▶ Task prompt
Everything in the listing should be restated word for word.

**********

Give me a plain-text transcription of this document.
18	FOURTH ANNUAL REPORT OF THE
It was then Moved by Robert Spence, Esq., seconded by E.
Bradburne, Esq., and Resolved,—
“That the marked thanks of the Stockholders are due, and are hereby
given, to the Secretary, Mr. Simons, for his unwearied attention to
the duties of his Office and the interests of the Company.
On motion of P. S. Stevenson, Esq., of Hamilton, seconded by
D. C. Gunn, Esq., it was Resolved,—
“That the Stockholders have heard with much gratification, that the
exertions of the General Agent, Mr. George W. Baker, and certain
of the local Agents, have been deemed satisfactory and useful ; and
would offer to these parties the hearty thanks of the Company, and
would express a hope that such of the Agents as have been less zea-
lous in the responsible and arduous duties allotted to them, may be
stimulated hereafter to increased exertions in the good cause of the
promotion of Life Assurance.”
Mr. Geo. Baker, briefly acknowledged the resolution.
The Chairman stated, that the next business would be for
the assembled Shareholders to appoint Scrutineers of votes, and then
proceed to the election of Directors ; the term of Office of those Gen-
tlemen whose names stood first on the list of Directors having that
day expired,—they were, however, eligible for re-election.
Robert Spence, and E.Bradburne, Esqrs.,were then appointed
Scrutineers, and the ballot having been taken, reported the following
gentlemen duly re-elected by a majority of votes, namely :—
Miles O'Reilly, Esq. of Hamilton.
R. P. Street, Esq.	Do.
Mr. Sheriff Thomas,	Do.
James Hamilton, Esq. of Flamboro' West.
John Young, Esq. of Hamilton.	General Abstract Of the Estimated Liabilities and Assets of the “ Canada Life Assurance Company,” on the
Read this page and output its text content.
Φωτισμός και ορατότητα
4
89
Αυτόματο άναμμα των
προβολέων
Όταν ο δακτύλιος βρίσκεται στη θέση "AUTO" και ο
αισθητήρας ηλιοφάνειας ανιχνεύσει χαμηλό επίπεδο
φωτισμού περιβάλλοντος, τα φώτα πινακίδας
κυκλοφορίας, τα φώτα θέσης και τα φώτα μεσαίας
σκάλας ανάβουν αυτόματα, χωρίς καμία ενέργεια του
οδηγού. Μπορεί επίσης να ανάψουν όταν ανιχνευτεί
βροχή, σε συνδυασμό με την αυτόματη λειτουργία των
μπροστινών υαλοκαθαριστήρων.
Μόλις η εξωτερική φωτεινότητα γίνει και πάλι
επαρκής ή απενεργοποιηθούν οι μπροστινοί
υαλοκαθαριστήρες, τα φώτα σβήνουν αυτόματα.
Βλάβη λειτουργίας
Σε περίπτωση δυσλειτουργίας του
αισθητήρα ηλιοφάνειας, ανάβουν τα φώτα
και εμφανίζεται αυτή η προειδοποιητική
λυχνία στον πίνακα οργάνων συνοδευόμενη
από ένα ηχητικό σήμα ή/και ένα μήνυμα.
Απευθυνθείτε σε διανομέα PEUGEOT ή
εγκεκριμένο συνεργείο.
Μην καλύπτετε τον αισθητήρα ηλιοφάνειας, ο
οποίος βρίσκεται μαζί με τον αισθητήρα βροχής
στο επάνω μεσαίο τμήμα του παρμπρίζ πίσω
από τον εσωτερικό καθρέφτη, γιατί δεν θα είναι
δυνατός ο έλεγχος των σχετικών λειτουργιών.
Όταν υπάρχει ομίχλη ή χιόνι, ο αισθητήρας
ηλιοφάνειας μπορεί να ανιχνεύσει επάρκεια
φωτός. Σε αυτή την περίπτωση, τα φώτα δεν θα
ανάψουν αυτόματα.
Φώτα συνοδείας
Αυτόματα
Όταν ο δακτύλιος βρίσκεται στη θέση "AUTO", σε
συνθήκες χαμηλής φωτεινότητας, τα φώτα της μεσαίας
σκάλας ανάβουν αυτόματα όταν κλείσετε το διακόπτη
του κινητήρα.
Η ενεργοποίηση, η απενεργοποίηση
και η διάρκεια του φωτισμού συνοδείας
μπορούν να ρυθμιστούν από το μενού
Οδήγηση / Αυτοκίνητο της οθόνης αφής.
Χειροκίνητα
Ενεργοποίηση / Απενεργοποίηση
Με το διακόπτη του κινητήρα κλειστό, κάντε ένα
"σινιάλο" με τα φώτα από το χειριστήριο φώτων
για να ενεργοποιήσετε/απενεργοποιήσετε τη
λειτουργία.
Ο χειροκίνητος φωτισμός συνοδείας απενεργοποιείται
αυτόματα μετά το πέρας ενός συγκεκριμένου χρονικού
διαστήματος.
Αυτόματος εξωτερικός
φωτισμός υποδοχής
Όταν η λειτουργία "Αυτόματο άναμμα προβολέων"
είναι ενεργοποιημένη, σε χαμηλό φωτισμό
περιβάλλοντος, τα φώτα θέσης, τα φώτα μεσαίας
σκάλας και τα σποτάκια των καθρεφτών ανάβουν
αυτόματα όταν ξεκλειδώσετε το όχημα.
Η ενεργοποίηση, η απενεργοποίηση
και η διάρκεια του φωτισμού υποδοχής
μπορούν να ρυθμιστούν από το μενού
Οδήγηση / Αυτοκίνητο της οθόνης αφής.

**********

▶ Full answer
Give me a plain-text transcription of this document.
18	FOURTH ANNUAL REPORT OF THE
It was then Moved by Robert Spence, Esq., seconded by E.
Bradburne, Esq., and Resolved,—
“That the marked thanks of the Stockholders are due, and are hereby
given, to the Secretary, Mr. Simons, for his unwearied attention to
the duties of his Office and the interests of the Company.
On motion of P. S. Stevenson, Esq., of Hamilton, seconded by
D. C. Gunn, Esq., it was Resolved,—
“That the Stockholders have heard with much gratification, that the
exertions of the General Agent, Mr. George W. Baker, and certain
of the local Agents, have been deemed satisfactory and useful ; and
would offer to these parties the hearty thanks of the Company, and
would express a hope that such of the Agents as have been less zea-
lous in the responsible and arduous duties allotted to them, may be
stimulated hereafter to increased exertions in the good cause of the
promotion of Life Assurance.”
Mr. Geo. Baker, briefly acknowledged the resolution.
The Chairman stated, that the next business would be for
the assembled Shareholders to appoint Scrutineers of votes, and then
proceed to the election of Directors ; the term of Office of those Gen-
tlemen whose names stood first on the list of Directors having that
day expired,—they were, however, eligible for re-election.
Robert Spence, and E.Bradburne, Esqrs.,were then appointed
Scrutineers, and the ballot having been taken, reported the following
gentlemen duly re-elected by a majority of votes, namely :—
Miles O'Reilly, Esq. of Hamilton.
R. P. Street, Esq.	Do.
Mr. Sheriff Thomas,	Do.
James Hamilton, Esq. of Flamboro' West.
John Young, Esq. of Hamilton.	General Abstract Of the Estimated Liabilities and Assets of the “ Canada Life Assurance Company,” on the
Read this page and output its text content.
Φωτισμός και ορατότητα
4
89
Αυτόματο άναμμα των
προβολέων
Όταν ο δακτύλιος βρίσκεται στη θέση "AUTO" και ο
αισθητήρας ηλιοφάνειας ανιχνεύσει χαμηλό επίπεδο
φωτισμού περιβάλλοντος, τα φώτα πινακίδας
κυκλοφορίας, τα φώτα θέσης και τα φώτα μεσαίας
σκάλας ανάβουν αυτόματα, χωρίς καμία ενέργεια του
οδηγού. Μπορεί επίσης να ανάψουν όταν ανιχνευτεί
βροχή, σε συνδυασμό με την αυτόματη λειτουργία των
μπροστινών υαλοκαθαριστήρων.
Μόλις η εξωτερική φωτεινότητα γίνει και πάλι
επαρκής ή απενεργοποιηθούν οι μπροστινοί
υαλοκαθαριστήρες, τα φώτα σβήνουν αυτόματα.
Βλάβη λειτουργίας
Σε περίπτωση δυσλειτουργίας του
αισθητήρα ηλιοφάνειας, ανάβουν τα φώτα
και εμφανίζεται αυτή η προειδοποιητική
λυχνία στον πίνακα οργάνων συνοδευόμενη
από ένα ηχητικό σήμα ή/και ένα μήνυμα.
Απευθυνθείτε σε διανομέα PEUGEOT ή
εγκεκριμένο συνεργείο.
Μην καλύπτετε τον αισθητήρα ηλιοφάνειας, ο
οποίος βρίσκεται μαζί με τον αισθητήρα βροχής
στο επάνω μεσαίο τμήμα του παρμπρίζ πίσω
από τον εσωτερικό καθρέφτη, γιατί δεν θα είναι
δυνατός ο έλεγχος των σχετικών λειτουργιών.
Όταν υπάρχει ομίχλη ή χιόνι, ο αισθητήρας
ηλιοφάνειας μπορεί να ανιχνεύσει επάρκεια
φωτός. Σε αυτή την περίπτωση, τα φώτα δεν θα
ανάψουν αυτόματα.
Φώτα συνοδείας
Αυτόματα
Όταν ο δακτύλιος βρίσκεται στη θέση "AUTO", σε
συνθήκες χαμηλής φωτεινότητας, τα φώτα της μεσαίας
σκάλας ανάβουν αυτόματα όταν κλείσετε το διακόπτη
του κινητήρα.
Η ενεργοποίηση, η απενεργοποίηση
και η διάρκεια του φωτισμού συνοδείας
μπορούν να ρυθμιστούν από το μενού
Οδήγηση / Αυτοκίνητο της οθόνης αφής.
Χειροκίνητα
Ενεργοποίηση / Απενεργοποίηση
Με το διακόπτη του κινητήρα κλειστό, κάντε ένα
"σινιάλο" με τα φώτα από το χειριστήριο φώτων
για να ενεργοποιήσετε/απενεργοποιήσετε τη
λειτουργία.
Ο χειροκίνητος φωτισμός συνοδείας απενεργοποιείται
αυτόματα μετά το πέρας ενός συγκεκριμένου χρονικού
διαστήματος.
Αυτόματος εξωτερικός
φωτισμός υποδοχής
Όταν η λειτουργία "Αυτόματο άναμμα προβολέων"
είναι ενεργοποιημένη, σε χαμηλό φωτισμό
περιβάλλοντος, τα φώτα θέσης, τα φώτα μεσαίας
σκάλας και τα σποτάκια των καθρεφτών ανάβουν
αυτόματα όταν ξεκλειδώσετε το όχημα.
Η ενεργοποίηση, η απενεργοποίηση
και η διάρκεια του φωτισμού υποδοχής
μπορούν να ρυθμιστούν από το μενού
Οδήγηση / Αυτοκίνητο της οθόνης αφής.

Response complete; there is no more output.